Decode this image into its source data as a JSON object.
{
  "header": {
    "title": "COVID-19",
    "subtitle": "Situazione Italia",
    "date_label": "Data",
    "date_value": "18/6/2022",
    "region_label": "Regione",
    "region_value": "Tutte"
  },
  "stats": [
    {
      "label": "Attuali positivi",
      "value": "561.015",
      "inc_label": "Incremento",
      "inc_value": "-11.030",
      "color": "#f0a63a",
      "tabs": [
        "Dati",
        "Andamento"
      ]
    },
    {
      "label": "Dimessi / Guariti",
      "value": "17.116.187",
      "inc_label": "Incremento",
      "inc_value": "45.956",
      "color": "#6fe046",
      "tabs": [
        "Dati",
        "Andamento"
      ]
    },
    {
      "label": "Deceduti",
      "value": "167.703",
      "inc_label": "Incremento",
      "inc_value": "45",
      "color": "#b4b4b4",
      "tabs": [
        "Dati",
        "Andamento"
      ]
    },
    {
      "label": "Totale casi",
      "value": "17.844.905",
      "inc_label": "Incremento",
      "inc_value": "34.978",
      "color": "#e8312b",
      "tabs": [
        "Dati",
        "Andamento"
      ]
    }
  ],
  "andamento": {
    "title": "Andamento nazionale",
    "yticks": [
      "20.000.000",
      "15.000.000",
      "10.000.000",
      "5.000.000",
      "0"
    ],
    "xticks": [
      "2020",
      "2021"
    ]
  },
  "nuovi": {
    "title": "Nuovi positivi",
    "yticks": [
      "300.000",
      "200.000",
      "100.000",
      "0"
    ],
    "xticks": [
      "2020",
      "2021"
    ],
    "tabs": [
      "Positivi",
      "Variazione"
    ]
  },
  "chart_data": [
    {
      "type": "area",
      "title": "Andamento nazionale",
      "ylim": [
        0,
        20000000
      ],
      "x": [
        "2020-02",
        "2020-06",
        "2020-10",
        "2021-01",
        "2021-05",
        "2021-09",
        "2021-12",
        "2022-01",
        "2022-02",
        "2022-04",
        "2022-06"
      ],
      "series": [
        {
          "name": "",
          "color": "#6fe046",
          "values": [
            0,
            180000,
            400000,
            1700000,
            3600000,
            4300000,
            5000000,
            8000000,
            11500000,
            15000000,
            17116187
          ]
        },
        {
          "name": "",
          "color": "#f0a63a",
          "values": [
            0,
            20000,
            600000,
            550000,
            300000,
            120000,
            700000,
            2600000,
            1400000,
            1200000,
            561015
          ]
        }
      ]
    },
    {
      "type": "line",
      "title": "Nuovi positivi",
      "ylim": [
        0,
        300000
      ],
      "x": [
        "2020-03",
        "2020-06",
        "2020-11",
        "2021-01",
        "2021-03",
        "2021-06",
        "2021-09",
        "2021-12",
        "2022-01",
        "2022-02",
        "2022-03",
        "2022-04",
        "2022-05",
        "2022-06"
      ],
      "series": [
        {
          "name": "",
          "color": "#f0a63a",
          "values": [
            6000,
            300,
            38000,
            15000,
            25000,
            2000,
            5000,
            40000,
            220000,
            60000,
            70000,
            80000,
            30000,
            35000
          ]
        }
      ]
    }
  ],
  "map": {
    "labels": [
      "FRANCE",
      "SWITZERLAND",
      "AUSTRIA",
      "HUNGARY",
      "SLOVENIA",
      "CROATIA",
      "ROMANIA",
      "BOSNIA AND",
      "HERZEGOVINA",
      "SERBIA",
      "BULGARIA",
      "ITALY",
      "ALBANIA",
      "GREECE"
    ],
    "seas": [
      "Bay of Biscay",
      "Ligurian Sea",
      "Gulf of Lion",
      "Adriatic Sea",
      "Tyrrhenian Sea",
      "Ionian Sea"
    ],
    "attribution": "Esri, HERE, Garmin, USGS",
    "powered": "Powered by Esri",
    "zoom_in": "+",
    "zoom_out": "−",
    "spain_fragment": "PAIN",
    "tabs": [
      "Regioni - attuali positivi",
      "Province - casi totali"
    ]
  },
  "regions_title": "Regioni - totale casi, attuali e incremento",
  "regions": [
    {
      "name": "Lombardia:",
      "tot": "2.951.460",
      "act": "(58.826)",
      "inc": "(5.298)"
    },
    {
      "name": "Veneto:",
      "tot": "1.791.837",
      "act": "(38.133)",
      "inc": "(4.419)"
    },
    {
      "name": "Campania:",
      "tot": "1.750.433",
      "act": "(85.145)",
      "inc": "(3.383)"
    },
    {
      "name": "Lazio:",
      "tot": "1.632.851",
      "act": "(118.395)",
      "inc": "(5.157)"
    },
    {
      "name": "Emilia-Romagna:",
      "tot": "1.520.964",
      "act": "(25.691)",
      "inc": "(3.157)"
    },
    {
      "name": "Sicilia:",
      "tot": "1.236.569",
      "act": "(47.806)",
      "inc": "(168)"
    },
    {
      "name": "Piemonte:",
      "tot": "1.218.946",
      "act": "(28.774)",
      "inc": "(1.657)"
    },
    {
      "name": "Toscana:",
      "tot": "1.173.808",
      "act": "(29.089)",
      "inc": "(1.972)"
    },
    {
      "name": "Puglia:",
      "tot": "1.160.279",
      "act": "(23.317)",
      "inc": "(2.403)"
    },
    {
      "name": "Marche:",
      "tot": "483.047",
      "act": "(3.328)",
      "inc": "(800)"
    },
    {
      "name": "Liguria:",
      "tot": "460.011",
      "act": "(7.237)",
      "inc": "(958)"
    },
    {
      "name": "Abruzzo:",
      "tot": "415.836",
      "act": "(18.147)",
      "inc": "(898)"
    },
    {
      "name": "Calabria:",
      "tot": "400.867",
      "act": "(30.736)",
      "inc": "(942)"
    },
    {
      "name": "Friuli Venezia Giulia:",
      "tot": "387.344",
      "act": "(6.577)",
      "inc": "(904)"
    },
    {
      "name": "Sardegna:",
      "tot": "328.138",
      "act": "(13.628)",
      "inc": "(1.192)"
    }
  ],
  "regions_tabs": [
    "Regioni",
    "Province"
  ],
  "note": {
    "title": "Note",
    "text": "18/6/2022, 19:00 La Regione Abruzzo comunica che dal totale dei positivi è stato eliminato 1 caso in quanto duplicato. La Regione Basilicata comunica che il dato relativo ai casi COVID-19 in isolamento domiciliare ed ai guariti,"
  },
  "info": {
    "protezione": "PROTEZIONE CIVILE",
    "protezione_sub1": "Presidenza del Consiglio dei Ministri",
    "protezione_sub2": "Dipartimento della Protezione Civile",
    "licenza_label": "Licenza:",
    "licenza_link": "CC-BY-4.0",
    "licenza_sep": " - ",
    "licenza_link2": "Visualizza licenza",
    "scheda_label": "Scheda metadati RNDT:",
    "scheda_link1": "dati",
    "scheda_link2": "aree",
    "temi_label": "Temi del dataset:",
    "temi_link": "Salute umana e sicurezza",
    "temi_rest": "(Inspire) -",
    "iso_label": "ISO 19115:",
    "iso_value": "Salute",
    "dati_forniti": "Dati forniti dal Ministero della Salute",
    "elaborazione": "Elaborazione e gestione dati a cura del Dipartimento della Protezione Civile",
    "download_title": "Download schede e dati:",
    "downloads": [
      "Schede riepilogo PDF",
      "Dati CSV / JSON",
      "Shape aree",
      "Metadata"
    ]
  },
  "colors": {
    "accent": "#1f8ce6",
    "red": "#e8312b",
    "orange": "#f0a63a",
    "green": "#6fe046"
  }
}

═══

> [Exercise task]
Copy out each line of the listing that holds "JSON".

> [Solved exercise]
Decode this image into its source data as a JSON object.
      "Dati CSV / JSON",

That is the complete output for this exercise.